Study material.

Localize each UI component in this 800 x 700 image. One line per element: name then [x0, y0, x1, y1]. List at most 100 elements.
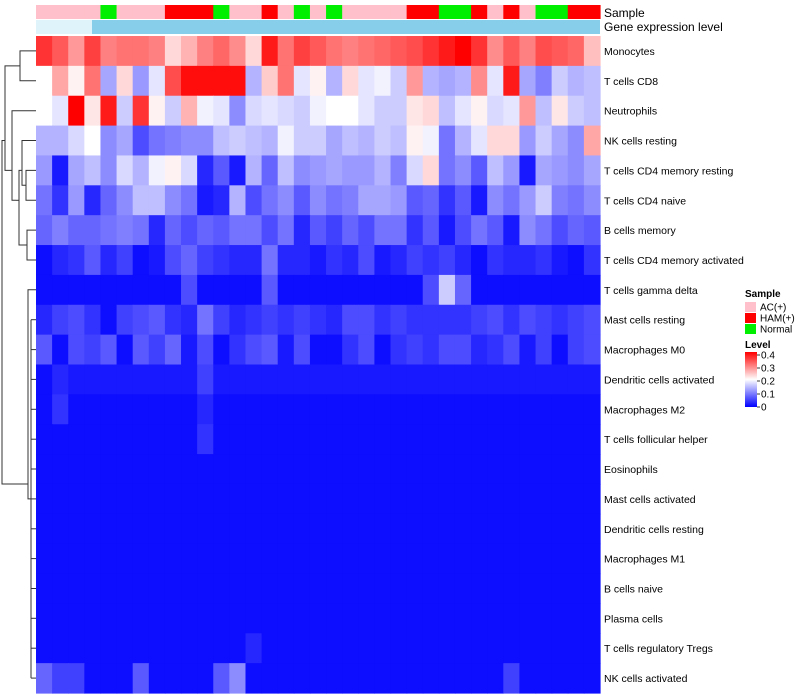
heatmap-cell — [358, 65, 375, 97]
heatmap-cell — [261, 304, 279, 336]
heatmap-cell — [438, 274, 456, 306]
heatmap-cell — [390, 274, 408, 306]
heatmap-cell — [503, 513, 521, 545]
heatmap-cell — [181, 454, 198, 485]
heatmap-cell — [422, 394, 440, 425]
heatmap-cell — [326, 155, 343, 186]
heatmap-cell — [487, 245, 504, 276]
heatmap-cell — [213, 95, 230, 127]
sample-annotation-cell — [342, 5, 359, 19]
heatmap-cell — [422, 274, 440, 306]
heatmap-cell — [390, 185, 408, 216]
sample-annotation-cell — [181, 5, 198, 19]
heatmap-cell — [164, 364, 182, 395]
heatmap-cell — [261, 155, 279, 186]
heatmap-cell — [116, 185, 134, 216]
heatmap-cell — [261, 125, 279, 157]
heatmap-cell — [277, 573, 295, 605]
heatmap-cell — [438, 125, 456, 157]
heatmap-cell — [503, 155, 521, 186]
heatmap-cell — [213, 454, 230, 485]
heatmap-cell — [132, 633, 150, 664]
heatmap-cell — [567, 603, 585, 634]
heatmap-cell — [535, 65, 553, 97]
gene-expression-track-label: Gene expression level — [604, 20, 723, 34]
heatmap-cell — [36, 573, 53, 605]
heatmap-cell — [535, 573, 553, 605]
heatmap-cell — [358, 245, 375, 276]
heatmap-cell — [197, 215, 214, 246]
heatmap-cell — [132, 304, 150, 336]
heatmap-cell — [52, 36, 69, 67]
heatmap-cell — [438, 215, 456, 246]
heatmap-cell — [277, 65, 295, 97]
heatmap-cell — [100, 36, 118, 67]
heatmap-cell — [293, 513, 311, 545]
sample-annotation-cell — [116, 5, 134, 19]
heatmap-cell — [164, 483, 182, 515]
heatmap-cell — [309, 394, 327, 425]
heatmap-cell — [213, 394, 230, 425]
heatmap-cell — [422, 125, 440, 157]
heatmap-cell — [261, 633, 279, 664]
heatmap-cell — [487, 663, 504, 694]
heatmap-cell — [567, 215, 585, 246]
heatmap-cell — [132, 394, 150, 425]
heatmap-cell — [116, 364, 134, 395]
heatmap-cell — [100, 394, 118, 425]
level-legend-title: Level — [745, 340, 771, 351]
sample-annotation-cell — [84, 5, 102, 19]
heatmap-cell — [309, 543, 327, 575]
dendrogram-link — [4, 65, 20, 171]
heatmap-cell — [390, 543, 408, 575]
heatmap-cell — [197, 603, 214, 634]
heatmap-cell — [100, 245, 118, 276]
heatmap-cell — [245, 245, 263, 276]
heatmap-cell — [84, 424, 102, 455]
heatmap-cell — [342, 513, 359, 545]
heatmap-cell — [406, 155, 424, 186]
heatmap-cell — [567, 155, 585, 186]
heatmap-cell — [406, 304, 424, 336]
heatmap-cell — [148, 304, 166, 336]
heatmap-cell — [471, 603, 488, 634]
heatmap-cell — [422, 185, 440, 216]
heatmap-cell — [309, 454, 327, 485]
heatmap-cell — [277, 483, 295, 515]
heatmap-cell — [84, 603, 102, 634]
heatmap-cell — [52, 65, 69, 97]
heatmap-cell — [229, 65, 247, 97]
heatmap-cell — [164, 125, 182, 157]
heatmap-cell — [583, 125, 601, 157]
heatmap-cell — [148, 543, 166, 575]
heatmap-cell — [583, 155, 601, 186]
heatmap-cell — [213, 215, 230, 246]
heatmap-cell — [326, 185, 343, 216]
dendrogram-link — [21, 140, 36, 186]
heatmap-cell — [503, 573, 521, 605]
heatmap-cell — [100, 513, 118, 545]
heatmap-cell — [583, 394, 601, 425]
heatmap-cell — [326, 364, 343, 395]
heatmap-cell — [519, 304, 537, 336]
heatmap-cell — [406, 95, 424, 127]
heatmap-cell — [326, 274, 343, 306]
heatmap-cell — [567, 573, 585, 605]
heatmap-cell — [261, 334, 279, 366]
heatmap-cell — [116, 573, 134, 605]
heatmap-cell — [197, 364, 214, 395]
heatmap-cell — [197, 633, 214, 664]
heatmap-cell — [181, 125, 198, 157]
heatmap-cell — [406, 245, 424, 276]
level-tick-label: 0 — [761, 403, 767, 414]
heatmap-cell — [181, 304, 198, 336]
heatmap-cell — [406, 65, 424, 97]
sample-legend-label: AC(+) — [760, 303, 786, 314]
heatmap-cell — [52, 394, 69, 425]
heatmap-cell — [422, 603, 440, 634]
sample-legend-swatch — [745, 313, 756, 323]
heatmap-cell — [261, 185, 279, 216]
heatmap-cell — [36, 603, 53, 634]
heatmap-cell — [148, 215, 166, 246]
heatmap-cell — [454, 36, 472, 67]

How to complete this task. The preceding entries should be duplicated word for word; no picture belongs in the copy.

Written solution.
Localize each UI component in this 800 x 700 image. One line per element: name then [x0, y0, x1, y1]. List at most 100 elements.
heatmap-cell — [358, 65, 375, 97]
heatmap-cell — [261, 304, 279, 336]
heatmap-cell — [438, 274, 456, 306]
heatmap-cell — [390, 274, 408, 306]
heatmap-cell — [503, 513, 521, 545]
heatmap-cell — [181, 454, 198, 485]
heatmap-cell — [422, 394, 440, 425]
heatmap-cell — [326, 155, 343, 186]
heatmap-cell — [487, 245, 504, 276]
heatmap-cell — [213, 95, 230, 127]
sample-annotation-cell — [342, 5, 359, 19]
heatmap-cell — [422, 274, 440, 306]
heatmap-cell — [390, 185, 408, 216]
sample-annotation-cell — [181, 5, 198, 19]
heatmap-cell — [164, 364, 182, 395]
heatmap-cell — [261, 155, 279, 186]
heatmap-cell — [116, 185, 134, 216]
heatmap-cell — [261, 125, 279, 157]
heatmap-cell — [277, 573, 295, 605]
heatmap-cell — [438, 125, 456, 157]
heatmap-cell — [503, 155, 521, 186]
heatmap-cell — [213, 454, 230, 485]
heatmap-cell — [132, 633, 150, 664]
heatmap-cell — [567, 603, 585, 634]
heatmap-cell — [535, 65, 553, 97]
gene-expression-track-label: Gene expression level — [604, 20, 723, 34]
heatmap-cell — [36, 573, 53, 605]
heatmap-cell — [535, 573, 553, 605]
heatmap-cell — [358, 245, 375, 276]
heatmap-cell — [197, 215, 214, 246]
heatmap-cell — [132, 304, 150, 336]
heatmap-cell — [52, 36, 69, 67]
heatmap-cell — [438, 215, 456, 246]
heatmap-cell — [277, 65, 295, 97]
heatmap-cell — [100, 36, 118, 67]
heatmap-cell — [293, 513, 311, 545]
sample-annotation-cell — [116, 5, 134, 19]
heatmap-cell — [164, 483, 182, 515]
heatmap-cell — [309, 394, 327, 425]
heatmap-cell — [213, 394, 230, 425]
heatmap-cell — [422, 125, 440, 157]
heatmap-cell — [261, 633, 279, 664]
heatmap-cell — [487, 663, 504, 694]
heatmap-cell — [567, 215, 585, 246]
heatmap-cell — [132, 394, 150, 425]
heatmap-cell — [116, 364, 134, 395]
heatmap-cell — [100, 394, 118, 425]
level-legend-title: Level — [745, 340, 771, 351]
sample-annotation-cell — [84, 5, 102, 19]
heatmap-cell — [309, 543, 327, 575]
dendrogram-link — [4, 65, 20, 171]
heatmap-cell — [390, 543, 408, 575]
heatmap-cell — [197, 603, 214, 634]
heatmap-cell — [100, 245, 118, 276]
heatmap-cell — [245, 245, 263, 276]
heatmap-cell — [84, 424, 102, 455]
heatmap-cell — [342, 513, 359, 545]
heatmap-cell — [406, 155, 424, 186]
heatmap-cell — [567, 155, 585, 186]
heatmap-cell — [406, 304, 424, 336]
heatmap-cell — [148, 304, 166, 336]
heatmap-cell — [471, 603, 488, 634]
heatmap-cell — [422, 185, 440, 216]
heatmap-cell — [309, 454, 327, 485]
heatmap-cell — [277, 483, 295, 515]
heatmap-cell — [84, 603, 102, 634]
heatmap-cell — [52, 65, 69, 97]
heatmap-cell — [229, 65, 247, 97]
heatmap-cell — [164, 125, 182, 157]
heatmap-cell — [583, 125, 601, 157]
heatmap-cell — [148, 543, 166, 575]
heatmap-cell — [583, 155, 601, 186]
heatmap-cell — [213, 215, 230, 246]
heatmap-cell — [326, 185, 343, 216]
dendrogram-link — [21, 140, 36, 186]
heatmap-cell — [503, 573, 521, 605]
heatmap-cell — [100, 513, 118, 545]
heatmap-cell — [583, 394, 601, 425]
heatmap-cell — [326, 364, 343, 395]
heatmap-cell — [519, 304, 537, 336]
heatmap-cell — [406, 95, 424, 127]
heatmap-cell — [326, 274, 343, 306]
heatmap-cell — [567, 573, 585, 605]
heatmap-cell — [261, 334, 279, 366]
heatmap-cell — [116, 573, 134, 605]
heatmap-cell — [197, 364, 214, 395]
heatmap-cell — [197, 633, 214, 664]
heatmap-cell — [181, 125, 198, 157]
heatmap-cell — [406, 245, 424, 276]
level-tick-label: 0 — [761, 403, 767, 414]
heatmap-cell — [181, 304, 198, 336]
heatmap-cell — [406, 65, 424, 97]
sample-legend-label: AC(+) — [760, 303, 786, 314]
heatmap-cell — [52, 394, 69, 425]
heatmap-cell — [422, 603, 440, 634]
sample-legend-swatch — [745, 313, 756, 323]
heatmap-cell — [261, 185, 279, 216]
heatmap-cell — [36, 603, 53, 634]
heatmap-cell — [148, 215, 166, 246]
heatmap-cell — [454, 36, 472, 67]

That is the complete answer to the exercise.